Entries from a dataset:

--------------------------------------------------

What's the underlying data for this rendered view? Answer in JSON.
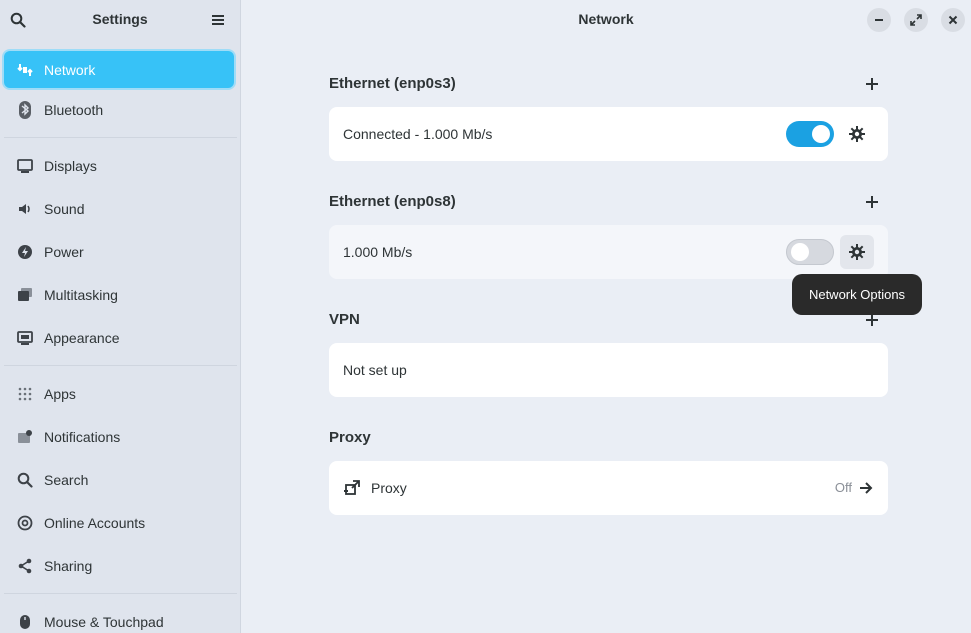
{
  "sidebar": {
    "title": "Settings",
    "items": [
      {
        "label": "Network",
        "icon": "network-icon"
      },
      {
        "label": "Bluetooth",
        "icon": "bluetooth-icon"
      },
      {
        "label": "Displays",
        "icon": "display-icon"
      },
      {
        "label": "Sound",
        "icon": "speaker-icon"
      },
      {
        "label": "Power",
        "icon": "power-icon"
      },
      {
        "label": "Multitasking",
        "icon": "multitasking-icon"
      },
      {
        "label": "Appearance",
        "icon": "appearance-icon"
      },
      {
        "label": "Apps",
        "icon": "apps-grid-icon"
      },
      {
        "label": "Notifications",
        "icon": "notifications-icon"
      },
      {
        "label": "Search",
        "icon": "search-icon"
      },
      {
        "label": "Online Accounts",
        "icon": "at-sign-icon"
      },
      {
        "label": "Sharing",
        "icon": "share-icon"
      },
      {
        "label": "Mouse & Touchpad",
        "icon": "mouse-icon"
      }
    ]
  },
  "main": {
    "title": "Network",
    "sections": [
      {
        "heading": "Ethernet (enp0s3)",
        "row_text": "Connected - 1.000 Mb/s",
        "switch_on": true
      },
      {
        "heading": "Ethernet (enp0s8)",
        "row_text": "1.000 Mb/s",
        "switch_on": false
      },
      {
        "heading": "VPN",
        "row_text": "Not set up"
      },
      {
        "heading": "Proxy",
        "row_text": "Proxy",
        "status": "Off"
      }
    ],
    "tooltip": "Network Options"
  },
  "colors": {
    "accent": "#37c2f7",
    "switch_on": "#1ba1e2",
    "sidebar_bg": "#dfe4ed",
    "main_bg": "#eaeef5"
  }
}
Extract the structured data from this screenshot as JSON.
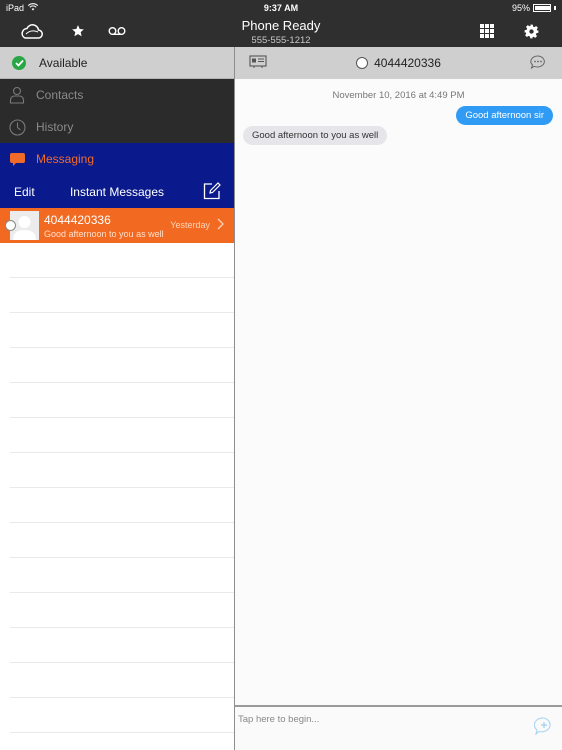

--------------------------------------------------

WRITTEN EXERCISE ▸ Copy every line of the records above that contains "JSON".

ANSWER ▸
What's the underlying data for this rendered view? Answer in JSON.
Extract the structured data from this screenshot as JSON.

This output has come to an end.